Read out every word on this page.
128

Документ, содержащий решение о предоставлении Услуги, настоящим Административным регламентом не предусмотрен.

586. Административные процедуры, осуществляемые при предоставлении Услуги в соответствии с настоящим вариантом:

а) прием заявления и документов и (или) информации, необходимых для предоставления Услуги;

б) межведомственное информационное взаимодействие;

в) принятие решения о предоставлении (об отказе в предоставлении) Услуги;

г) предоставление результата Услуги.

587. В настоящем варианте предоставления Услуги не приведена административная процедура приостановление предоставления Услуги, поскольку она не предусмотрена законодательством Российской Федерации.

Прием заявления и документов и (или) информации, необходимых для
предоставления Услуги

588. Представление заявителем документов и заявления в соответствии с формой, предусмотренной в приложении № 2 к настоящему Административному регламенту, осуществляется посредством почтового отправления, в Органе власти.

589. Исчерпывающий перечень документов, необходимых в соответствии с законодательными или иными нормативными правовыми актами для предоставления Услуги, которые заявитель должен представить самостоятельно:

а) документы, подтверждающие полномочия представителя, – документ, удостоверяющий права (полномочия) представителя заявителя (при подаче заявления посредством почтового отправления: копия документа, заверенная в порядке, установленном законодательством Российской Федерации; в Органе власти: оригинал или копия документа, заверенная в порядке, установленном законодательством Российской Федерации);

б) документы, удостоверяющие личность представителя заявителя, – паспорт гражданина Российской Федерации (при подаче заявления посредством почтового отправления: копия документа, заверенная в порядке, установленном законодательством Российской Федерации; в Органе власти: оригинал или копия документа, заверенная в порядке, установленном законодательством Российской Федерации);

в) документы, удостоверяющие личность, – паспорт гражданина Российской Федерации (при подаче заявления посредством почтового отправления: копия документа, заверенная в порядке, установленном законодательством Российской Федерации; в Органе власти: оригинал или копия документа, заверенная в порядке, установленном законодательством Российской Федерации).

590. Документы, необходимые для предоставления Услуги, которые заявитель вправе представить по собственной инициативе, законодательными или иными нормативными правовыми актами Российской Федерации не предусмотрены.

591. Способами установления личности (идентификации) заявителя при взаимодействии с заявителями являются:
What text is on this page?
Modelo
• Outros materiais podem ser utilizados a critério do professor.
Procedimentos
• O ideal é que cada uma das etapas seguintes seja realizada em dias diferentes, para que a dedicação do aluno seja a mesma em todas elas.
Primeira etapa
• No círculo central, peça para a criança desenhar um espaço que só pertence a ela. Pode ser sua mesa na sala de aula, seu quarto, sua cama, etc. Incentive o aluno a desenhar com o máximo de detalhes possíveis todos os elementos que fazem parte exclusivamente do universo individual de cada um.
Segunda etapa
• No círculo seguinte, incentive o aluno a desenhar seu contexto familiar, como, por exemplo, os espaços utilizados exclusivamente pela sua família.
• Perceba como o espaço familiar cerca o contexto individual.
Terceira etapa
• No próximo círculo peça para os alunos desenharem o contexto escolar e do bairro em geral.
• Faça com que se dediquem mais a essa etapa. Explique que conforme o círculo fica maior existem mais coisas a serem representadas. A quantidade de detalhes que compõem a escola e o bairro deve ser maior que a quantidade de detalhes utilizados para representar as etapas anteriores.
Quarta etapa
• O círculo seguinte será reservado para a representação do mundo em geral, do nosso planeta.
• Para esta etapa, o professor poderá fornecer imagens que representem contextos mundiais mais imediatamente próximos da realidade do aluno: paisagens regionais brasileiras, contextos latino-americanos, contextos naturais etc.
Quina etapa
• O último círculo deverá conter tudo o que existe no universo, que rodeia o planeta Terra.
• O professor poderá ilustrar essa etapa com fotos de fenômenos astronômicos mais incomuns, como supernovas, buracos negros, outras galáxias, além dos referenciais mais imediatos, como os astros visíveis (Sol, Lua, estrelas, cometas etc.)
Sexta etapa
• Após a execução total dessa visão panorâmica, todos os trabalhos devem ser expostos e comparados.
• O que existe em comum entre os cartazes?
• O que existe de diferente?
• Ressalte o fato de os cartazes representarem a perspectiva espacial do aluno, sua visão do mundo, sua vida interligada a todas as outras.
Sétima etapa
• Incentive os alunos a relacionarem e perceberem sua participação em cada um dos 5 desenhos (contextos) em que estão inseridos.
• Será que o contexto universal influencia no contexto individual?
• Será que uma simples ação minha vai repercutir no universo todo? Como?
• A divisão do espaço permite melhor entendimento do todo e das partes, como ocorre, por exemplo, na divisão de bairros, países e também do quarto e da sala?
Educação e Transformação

· · · ·

The problem
Extract every line above exactly as it stands.

The answer
Read out every word on this page.
128

Документ, содержащий решение о предоставлении Услуги, настоящим Административным регламентом не предусмотрен.

586. Административные процедуры, осуществляемые при предоставлении Услуги в соответствии с настоящим вариантом:

а) прием заявления и документов и (или) информации, необходимых для предоставления Услуги;

б) межведомственное информационное взаимодействие;

в) принятие решения о предоставлении (об отказе в предоставлении) Услуги;

г) предоставление результата Услуги.

587. В настоящем варианте предоставления Услуги не приведена административная процедура приостановление предоставления Услуги, поскольку она не предусмотрена законодательством Российской Федерации.

Прием заявления и документов и (или) информации, необходимых для
предоставления Услуги

588. Представление заявителем документов и заявления в соответствии с формой, предусмотренной в приложении № 2 к настоящему Административному регламенту, осуществляется посредством почтового отправления, в Органе власти.

589. Исчерпывающий перечень документов, необходимых в соответствии с законодательными или иными нормативными правовыми актами для предоставления Услуги, которые заявитель должен представить самостоятельно:

а) документы, подтверждающие полномочия представителя, – документ, удостоверяющий права (полномочия) представителя заявителя (при подаче заявления посредством почтового отправления: копия документа, заверенная в порядке, установленном законодательством Российской Федерации; в Органе власти: оригинал или копия документа, заверенная в порядке, установленном законодательством Российской Федерации);

б) документы, удостоверяющие личность представителя заявителя, – паспорт гражданина Российской Федерации (при подаче заявления посредством почтового отправления: копия документа, заверенная в порядке, установленном законодательством Российской Федерации; в Органе власти: оригинал или копия документа, заверенная в порядке, установленном законодательством Российской Федерации);

в) документы, удостоверяющие личность, – паспорт гражданина Российской Федерации (при подаче заявления посредством почтового отправления: копия документа, заверенная в порядке, установленном законодательством Российской Федерации; в Органе власти: оригинал или копия документа, заверенная в порядке, установленном законодательством Российской Федерации).

590. Документы, необходимые для предоставления Услуги, которые заявитель вправе представить по собственной инициативе, законодательными или иными нормативными правовыми актами Российской Федерации не предусмотрены.

591. Способами установления личности (идентификации) заявителя при взаимодействии с заявителями являются:
What text is on this page?
Modelo
• Outros materiais podem ser utilizados a critério do professor.
Procedimentos
• O ideal é que cada uma das etapas seguintes seja realizada em dias diferentes, para que a dedicação do aluno seja a mesma em todas elas.
Primeira etapa
• No círculo central, peça para a criança desenhar um espaço que só pertence a ela. Pode ser sua mesa na sala de aula, seu quarto, sua cama, etc. Incentive o aluno a desenhar com o máximo de detalhes possíveis todos os elementos que fazem parte exclusivamente do universo individual de cada um.
Segunda etapa
• No círculo seguinte, incentive o aluno a desenhar seu contexto familiar, como, por exemplo, os espaços utilizados exclusivamente pela sua família.
• Perceba como o espaço familiar cerca o contexto individual.
Terceira etapa
• No próximo círculo peça para os alunos desenharem o contexto escolar e do bairro em geral.
• Faça com que se dediquem mais a essa etapa. Explique que conforme o círculo fica maior existem mais coisas a serem representadas. A quantidade de detalhes que compõem a escola e o bairro deve ser maior que a quantidade de detalhes utilizados para representar as etapas anteriores.
Quarta etapa
• O círculo seguinte será reservado para a representação do mundo em geral, do nosso planeta.
• Para esta etapa, o professor poderá fornecer imagens que representem contextos mundiais mais imediatamente próximos da realidade do aluno: paisagens regionais brasileiras, contextos latino-americanos, contextos naturais etc.
Quina etapa
• O último círculo deverá conter tudo o que existe no universo, que rodeia o planeta Terra.
• O professor poderá ilustrar essa etapa com fotos de fenômenos astronômicos mais incomuns, como supernovas, buracos negros, outras galáxias, além dos referenciais mais imediatos, como os astros visíveis (Sol, Lua, estrelas, cometas etc.)
Sexta etapa
• Após a execução total dessa visão panorâmica, todos os trabalhos devem ser expostos e comparados.
• O que existe em comum entre os cartazes?
• O que existe de diferente?
• Ressalte o fato de os cartazes representarem a perspectiva espacial do aluno, sua visão do mundo, sua vida interligada a todas as outras.
Sétima etapa
• Incentive os alunos a relacionarem e perceberem sua participação em cada um dos 5 desenhos (contextos) em que estão inseridos.
• Será que o contexto universal influencia no contexto individual?
• Será que uma simples ação minha vai repercutir no universo todo? Como?
• A divisão do espaço permite melhor entendimento do todo e das partes, como ocorre, por exemplo, na divisão de bairros, países e também do quarto e da sala?
Educação e Transformação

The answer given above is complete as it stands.